[Component data from apps and pages]
----
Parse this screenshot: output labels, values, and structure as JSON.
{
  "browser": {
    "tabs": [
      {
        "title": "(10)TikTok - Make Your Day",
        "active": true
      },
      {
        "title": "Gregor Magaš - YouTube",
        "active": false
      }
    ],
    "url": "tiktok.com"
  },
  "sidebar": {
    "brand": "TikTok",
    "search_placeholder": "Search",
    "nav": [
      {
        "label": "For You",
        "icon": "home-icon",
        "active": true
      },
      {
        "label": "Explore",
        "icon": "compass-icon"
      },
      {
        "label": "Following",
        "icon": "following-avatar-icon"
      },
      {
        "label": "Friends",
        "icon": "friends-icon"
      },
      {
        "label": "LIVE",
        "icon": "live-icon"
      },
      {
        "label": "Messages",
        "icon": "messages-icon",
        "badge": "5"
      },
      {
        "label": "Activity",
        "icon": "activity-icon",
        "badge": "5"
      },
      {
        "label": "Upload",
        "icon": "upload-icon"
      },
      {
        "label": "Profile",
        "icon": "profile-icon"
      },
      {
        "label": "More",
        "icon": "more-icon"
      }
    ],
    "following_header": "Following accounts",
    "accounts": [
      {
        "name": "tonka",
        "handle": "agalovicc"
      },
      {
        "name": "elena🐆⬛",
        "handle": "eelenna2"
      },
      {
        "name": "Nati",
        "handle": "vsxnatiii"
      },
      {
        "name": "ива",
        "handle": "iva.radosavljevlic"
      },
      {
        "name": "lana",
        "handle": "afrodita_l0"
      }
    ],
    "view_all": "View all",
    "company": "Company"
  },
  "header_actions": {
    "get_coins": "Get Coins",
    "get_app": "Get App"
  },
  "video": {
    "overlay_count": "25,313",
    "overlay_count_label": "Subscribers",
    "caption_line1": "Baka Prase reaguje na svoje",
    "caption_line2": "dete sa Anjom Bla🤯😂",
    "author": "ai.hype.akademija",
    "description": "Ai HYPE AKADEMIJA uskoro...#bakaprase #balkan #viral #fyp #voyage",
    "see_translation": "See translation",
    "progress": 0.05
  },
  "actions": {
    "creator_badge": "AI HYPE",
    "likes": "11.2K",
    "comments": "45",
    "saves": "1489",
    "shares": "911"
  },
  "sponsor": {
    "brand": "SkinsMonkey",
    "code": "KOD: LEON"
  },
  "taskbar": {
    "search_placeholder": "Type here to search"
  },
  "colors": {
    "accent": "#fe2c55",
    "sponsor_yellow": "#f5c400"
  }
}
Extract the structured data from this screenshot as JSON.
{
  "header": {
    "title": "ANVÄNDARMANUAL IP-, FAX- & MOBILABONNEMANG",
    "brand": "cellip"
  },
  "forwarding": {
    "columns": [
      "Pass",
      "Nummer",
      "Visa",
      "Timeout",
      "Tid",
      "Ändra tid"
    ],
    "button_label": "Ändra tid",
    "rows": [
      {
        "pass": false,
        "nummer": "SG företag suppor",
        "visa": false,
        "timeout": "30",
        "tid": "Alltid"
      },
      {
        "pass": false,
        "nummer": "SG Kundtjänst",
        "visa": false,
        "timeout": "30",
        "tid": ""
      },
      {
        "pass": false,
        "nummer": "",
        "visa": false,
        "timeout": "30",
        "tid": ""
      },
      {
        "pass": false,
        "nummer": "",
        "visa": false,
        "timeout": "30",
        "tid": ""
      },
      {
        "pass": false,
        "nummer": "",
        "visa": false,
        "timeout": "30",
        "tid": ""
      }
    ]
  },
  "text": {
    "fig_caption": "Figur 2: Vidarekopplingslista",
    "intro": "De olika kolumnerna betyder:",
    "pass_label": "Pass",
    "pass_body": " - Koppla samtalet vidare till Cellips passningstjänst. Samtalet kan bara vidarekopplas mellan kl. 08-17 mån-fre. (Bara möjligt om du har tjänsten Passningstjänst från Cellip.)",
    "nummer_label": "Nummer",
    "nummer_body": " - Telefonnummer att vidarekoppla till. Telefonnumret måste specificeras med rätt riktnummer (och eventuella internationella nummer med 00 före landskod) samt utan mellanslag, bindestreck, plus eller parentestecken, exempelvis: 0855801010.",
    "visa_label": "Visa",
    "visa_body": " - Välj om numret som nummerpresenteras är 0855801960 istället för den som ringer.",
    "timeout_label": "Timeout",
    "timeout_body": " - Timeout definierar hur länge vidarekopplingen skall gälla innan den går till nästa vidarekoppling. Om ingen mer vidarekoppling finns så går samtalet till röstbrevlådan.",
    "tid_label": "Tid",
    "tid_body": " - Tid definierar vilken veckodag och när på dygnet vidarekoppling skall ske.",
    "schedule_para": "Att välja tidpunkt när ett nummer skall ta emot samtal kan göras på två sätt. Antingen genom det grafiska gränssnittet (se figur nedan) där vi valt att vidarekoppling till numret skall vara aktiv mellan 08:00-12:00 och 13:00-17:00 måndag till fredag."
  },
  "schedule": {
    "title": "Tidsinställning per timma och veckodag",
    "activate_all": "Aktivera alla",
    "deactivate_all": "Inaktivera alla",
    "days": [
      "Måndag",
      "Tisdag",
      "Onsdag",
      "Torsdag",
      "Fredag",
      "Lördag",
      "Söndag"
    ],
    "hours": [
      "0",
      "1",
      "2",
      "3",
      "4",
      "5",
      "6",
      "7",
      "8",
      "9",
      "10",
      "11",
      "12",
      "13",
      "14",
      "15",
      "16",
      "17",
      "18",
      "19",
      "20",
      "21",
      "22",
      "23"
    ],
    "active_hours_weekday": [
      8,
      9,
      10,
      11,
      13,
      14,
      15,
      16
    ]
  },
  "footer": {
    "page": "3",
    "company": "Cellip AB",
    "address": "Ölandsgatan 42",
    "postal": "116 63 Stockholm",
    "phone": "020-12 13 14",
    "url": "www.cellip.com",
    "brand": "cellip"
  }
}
----
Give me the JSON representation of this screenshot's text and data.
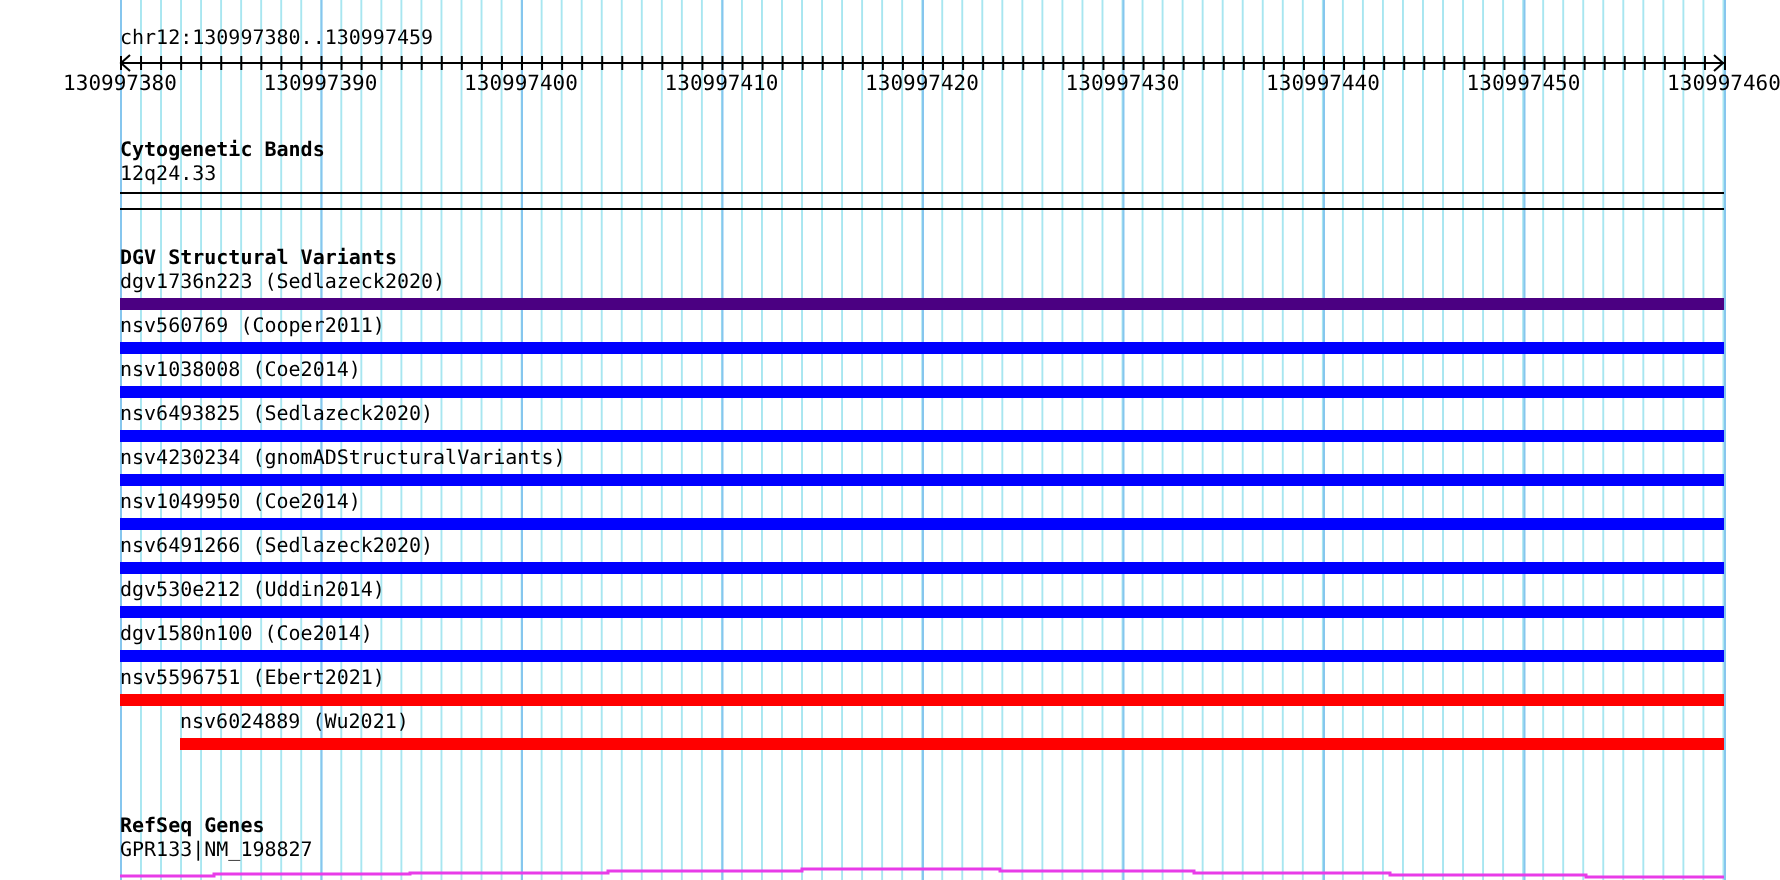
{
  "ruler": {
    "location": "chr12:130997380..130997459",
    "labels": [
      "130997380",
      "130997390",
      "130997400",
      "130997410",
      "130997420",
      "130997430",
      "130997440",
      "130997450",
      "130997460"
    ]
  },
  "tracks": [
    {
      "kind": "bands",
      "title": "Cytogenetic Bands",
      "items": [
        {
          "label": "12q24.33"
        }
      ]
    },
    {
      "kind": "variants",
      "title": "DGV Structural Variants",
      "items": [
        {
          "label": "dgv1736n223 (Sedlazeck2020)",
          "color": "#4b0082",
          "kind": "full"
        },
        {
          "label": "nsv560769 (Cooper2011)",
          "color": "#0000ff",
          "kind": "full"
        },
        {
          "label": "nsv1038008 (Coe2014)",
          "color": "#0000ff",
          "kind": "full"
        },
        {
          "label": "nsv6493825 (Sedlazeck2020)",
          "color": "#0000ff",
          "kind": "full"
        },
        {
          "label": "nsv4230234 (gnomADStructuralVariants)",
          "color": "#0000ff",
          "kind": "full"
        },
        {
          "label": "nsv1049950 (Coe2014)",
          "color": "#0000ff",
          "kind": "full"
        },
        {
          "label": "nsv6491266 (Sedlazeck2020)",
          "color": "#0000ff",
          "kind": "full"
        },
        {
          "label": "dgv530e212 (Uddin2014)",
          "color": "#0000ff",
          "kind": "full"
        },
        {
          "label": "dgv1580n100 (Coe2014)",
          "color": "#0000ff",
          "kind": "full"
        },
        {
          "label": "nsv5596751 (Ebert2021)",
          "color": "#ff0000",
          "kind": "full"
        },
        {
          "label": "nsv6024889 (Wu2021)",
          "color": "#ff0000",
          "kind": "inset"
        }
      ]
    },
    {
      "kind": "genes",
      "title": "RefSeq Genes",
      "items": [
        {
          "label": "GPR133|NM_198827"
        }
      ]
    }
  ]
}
----
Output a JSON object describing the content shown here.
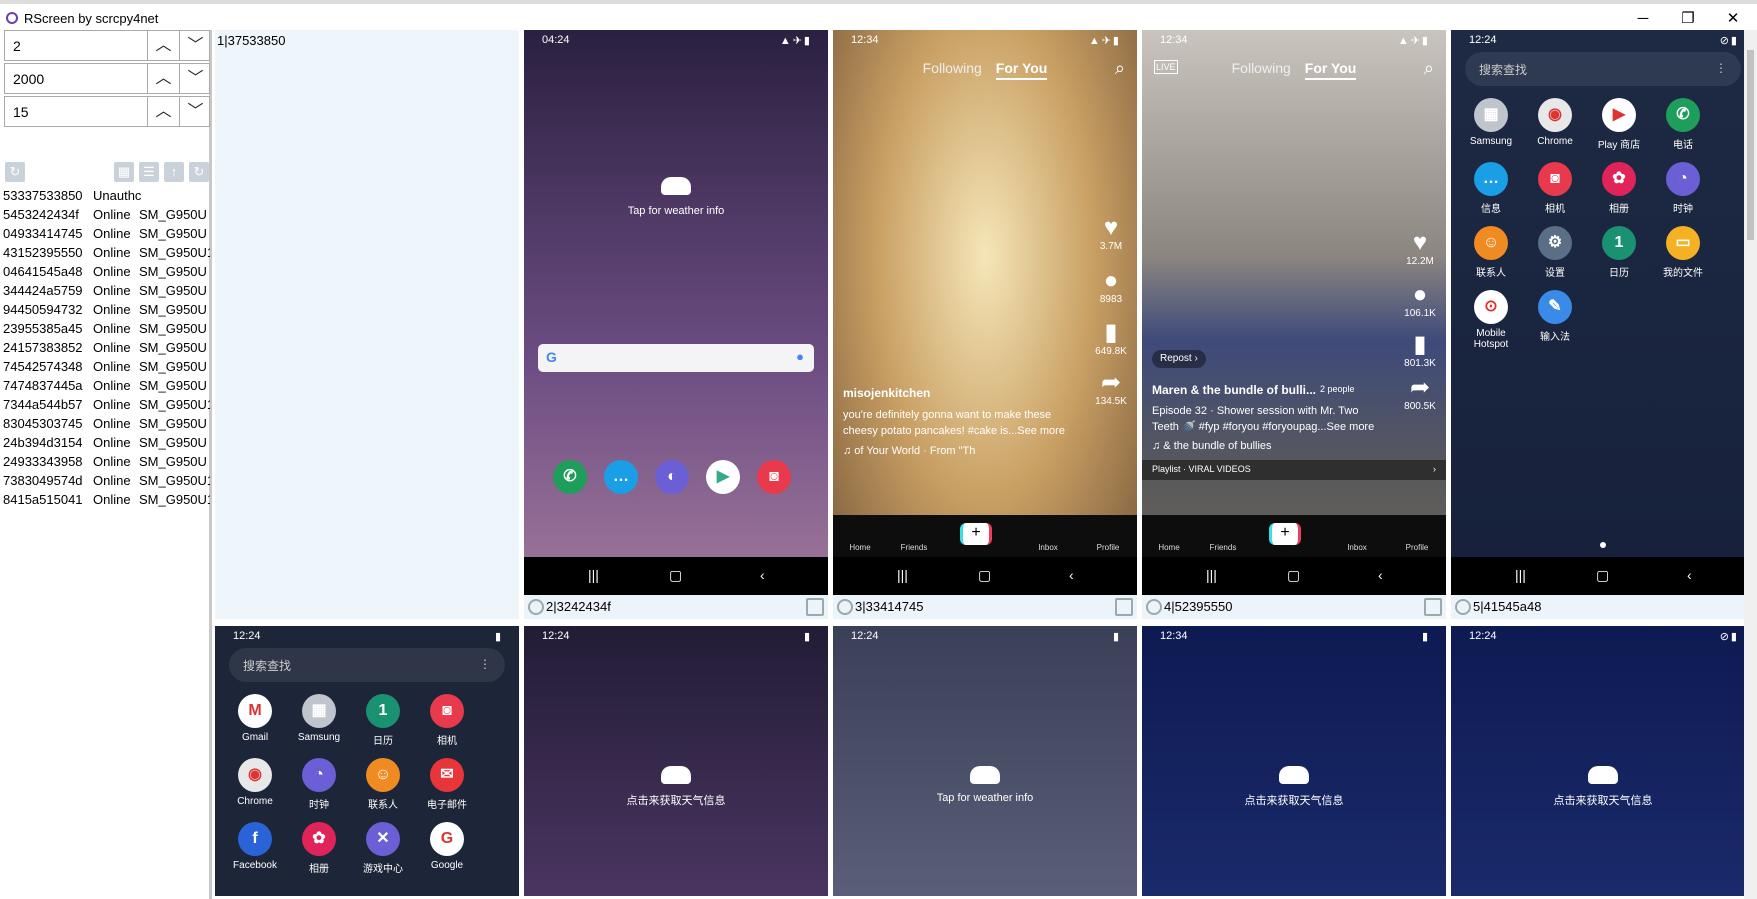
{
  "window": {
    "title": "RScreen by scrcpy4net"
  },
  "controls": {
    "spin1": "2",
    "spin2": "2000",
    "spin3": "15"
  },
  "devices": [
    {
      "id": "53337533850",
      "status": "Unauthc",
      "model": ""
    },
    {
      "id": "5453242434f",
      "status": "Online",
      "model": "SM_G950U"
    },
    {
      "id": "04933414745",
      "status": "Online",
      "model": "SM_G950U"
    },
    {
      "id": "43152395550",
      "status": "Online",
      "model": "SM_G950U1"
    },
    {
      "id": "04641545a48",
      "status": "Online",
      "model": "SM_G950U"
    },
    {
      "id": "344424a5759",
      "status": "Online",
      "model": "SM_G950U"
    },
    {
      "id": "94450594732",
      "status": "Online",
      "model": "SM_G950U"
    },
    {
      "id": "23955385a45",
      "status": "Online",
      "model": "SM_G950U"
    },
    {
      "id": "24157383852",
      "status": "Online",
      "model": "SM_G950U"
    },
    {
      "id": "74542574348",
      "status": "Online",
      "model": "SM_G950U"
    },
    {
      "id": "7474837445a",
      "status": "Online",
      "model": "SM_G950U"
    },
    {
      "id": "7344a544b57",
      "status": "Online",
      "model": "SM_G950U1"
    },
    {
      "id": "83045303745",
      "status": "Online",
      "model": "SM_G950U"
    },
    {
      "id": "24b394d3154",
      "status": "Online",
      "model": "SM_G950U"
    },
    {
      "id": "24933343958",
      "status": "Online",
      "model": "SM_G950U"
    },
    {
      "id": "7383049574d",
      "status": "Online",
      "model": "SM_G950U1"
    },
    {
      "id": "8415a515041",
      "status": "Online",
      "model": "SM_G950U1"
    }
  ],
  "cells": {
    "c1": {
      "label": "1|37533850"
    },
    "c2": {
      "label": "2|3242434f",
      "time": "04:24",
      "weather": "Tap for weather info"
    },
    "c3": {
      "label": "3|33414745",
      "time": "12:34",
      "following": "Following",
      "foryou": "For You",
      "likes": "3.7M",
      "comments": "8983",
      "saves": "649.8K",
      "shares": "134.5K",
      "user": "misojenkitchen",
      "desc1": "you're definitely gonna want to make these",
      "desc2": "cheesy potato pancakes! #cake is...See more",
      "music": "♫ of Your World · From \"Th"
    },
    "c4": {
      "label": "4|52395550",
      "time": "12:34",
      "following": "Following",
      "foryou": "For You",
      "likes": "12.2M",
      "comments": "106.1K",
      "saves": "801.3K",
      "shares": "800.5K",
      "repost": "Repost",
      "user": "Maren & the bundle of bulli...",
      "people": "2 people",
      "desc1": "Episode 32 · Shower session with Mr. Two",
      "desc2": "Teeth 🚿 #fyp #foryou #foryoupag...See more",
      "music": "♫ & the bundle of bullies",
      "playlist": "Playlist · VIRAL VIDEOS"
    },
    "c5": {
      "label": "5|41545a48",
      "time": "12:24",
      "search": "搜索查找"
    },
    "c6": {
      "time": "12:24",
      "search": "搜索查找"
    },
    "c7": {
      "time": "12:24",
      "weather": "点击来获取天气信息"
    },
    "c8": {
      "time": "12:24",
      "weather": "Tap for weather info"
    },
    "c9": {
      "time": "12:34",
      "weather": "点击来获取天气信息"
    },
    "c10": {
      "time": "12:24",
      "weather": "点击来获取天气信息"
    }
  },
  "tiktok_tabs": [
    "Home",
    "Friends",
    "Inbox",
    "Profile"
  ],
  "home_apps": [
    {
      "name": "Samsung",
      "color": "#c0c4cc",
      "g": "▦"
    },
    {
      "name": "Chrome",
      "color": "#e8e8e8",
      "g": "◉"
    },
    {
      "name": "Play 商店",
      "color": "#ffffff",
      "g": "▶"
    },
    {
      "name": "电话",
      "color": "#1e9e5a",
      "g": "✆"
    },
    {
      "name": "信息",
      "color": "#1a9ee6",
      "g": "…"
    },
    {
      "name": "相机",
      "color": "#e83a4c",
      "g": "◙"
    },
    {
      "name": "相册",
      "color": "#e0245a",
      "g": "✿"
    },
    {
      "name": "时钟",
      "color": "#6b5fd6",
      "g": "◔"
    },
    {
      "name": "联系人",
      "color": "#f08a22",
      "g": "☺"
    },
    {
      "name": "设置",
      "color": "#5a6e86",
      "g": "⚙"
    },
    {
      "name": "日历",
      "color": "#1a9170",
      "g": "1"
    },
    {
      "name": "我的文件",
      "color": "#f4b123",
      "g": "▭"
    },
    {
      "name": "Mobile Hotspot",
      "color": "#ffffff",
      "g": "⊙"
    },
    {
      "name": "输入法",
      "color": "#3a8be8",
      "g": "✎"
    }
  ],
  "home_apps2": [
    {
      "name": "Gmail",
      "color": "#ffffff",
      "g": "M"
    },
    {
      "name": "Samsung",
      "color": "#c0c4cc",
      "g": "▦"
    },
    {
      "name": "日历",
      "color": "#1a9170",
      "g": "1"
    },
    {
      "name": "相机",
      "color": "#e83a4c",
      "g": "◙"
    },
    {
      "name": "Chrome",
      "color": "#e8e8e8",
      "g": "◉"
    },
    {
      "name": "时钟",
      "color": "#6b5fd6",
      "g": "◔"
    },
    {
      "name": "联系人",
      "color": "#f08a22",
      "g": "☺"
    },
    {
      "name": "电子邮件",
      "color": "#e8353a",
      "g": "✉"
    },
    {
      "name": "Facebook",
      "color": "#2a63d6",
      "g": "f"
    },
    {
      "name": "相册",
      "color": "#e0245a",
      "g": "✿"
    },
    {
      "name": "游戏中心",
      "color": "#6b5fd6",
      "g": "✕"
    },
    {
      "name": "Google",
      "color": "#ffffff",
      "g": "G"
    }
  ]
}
----
Work task: Every line in the entries above that has the word "labels" should be identified and copied.

Output for this task:
Parse this screenshot: output labels, values, and structure as JSON.
    "labels": [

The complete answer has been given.